### Exercise inputs

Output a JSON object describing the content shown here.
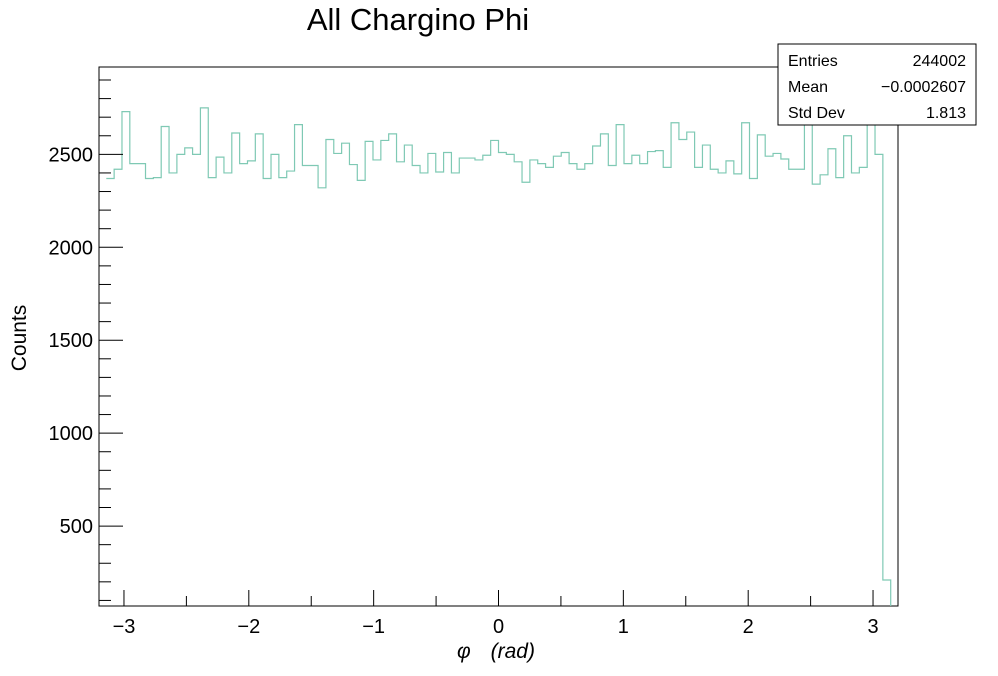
{
  "chart_data": {
    "type": "histogram",
    "title": "All Chargino Phi",
    "xlabel_symbol": "φ",
    "xlabel_unit": "(rad)",
    "ylabel": "Counts",
    "xlim": [
      -3.2,
      3.2
    ],
    "ylim": [
      70,
      2970
    ],
    "x_ticks": [
      -3,
      -2,
      -1,
      0,
      1,
      2,
      3
    ],
    "x_tick_labels": [
      "−3",
      "−2",
      "−1",
      "0",
      "1",
      "2",
      "3"
    ],
    "y_ticks": [
      500,
      1000,
      1500,
      2000,
      2500
    ],
    "y_tick_labels": [
      "500",
      "1000",
      "1500",
      "2000",
      "2500"
    ],
    "bin_edges_range": [
      -3.1416,
      3.1416
    ],
    "n_bins": 100,
    "line_color": "#7fc9b4",
    "values": [
      2370,
      2420,
      2730,
      2450,
      2450,
      2370,
      2375,
      2650,
      2400,
      2500,
      2535,
      2500,
      2750,
      2375,
      2485,
      2400,
      2615,
      2450,
      2465,
      2610,
      2370,
      2500,
      2375,
      2410,
      2660,
      2440,
      2440,
      2320,
      2580,
      2505,
      2560,
      2445,
      2360,
      2570,
      2470,
      2575,
      2610,
      2460,
      2550,
      2440,
      2400,
      2505,
      2405,
      2510,
      2400,
      2480,
      2480,
      2470,
      2495,
      2575,
      2510,
      2500,
      2460,
      2350,
      2470,
      2450,
      2430,
      2490,
      2510,
      2450,
      2420,
      2450,
      2545,
      2610,
      2440,
      2660,
      2450,
      2495,
      2450,
      2515,
      2520,
      2430,
      2670,
      2580,
      2620,
      2430,
      2550,
      2420,
      2400,
      2465,
      2395,
      2670,
      2370,
      2605,
      2490,
      2505,
      2475,
      2420,
      2420,
      2770,
      2340,
      2390,
      2530,
      2375,
      2600,
      2400,
      2430,
      2700,
      2500,
      2420
    ],
    "last_bin_value": 210,
    "stats": {
      "entries_label": "Entries",
      "entries_value": "244002",
      "mean_label": "Mean",
      "mean_value": "−0.0002607",
      "stddev_label": "Std Dev",
      "stddev_value": "1.813"
    }
  }
}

######

§ Task statement: Above are records to transcribe exactly; leave their pictures out.

§ Task result:
Output a JSON object describing the content shown here.
{
  "chart_data": {
    "type": "histogram",
    "title": "All Chargino Phi",
    "xlabel_symbol": "φ",
    "xlabel_unit": "(rad)",
    "ylabel": "Counts",
    "xlim": [
      -3.2,
      3.2
    ],
    "ylim": [
      70,
      2970
    ],
    "x_ticks": [
      -3,
      -2,
      -1,
      0,
      1,
      2,
      3
    ],
    "x_tick_labels": [
      "−3",
      "−2",
      "−1",
      "0",
      "1",
      "2",
      "3"
    ],
    "y_ticks": [
      500,
      1000,
      1500,
      2000,
      2500
    ],
    "y_tick_labels": [
      "500",
      "1000",
      "1500",
      "2000",
      "2500"
    ],
    "bin_edges_range": [
      -3.1416,
      3.1416
    ],
    "n_bins": 100,
    "line_color": "#7fc9b4",
    "values": [
      2370,
      2420,
      2730,
      2450,
      2450,
      2370,
      2375,
      2650,
      2400,
      2500,
      2535,
      2500,
      2750,
      2375,
      2485,
      2400,
      2615,
      2450,
      2465,
      2610,
      2370,
      2500,
      2375,
      2410,
      2660,
      2440,
      2440,
      2320,
      2580,
      2505,
      2560,
      2445,
      2360,
      2570,
      2470,
      2575,
      2610,
      2460,
      2550,
      2440,
      2400,
      2505,
      2405,
      2510,
      2400,
      2480,
      2480,
      2470,
      2495,
      2575,
      2510,
      2500,
      2460,
      2350,
      2470,
      2450,
      2430,
      2490,
      2510,
      2450,
      2420,
      2450,
      2545,
      2610,
      2440,
      2660,
      2450,
      2495,
      2450,
      2515,
      2520,
      2430,
      2670,
      2580,
      2620,
      2430,
      2550,
      2420,
      2400,
      2465,
      2395,
      2670,
      2370,
      2605,
      2490,
      2505,
      2475,
      2420,
      2420,
      2770,
      2340,
      2390,
      2530,
      2375,
      2600,
      2400,
      2430,
      2700,
      2500,
      2420
    ],
    "last_bin_value": 210,
    "stats": {
      "entries_label": "Entries",
      "entries_value": "244002",
      "mean_label": "Mean",
      "mean_value": "−0.0002607",
      "stddev_label": "Std Dev",
      "stddev_value": "1.813"
    }
  }
}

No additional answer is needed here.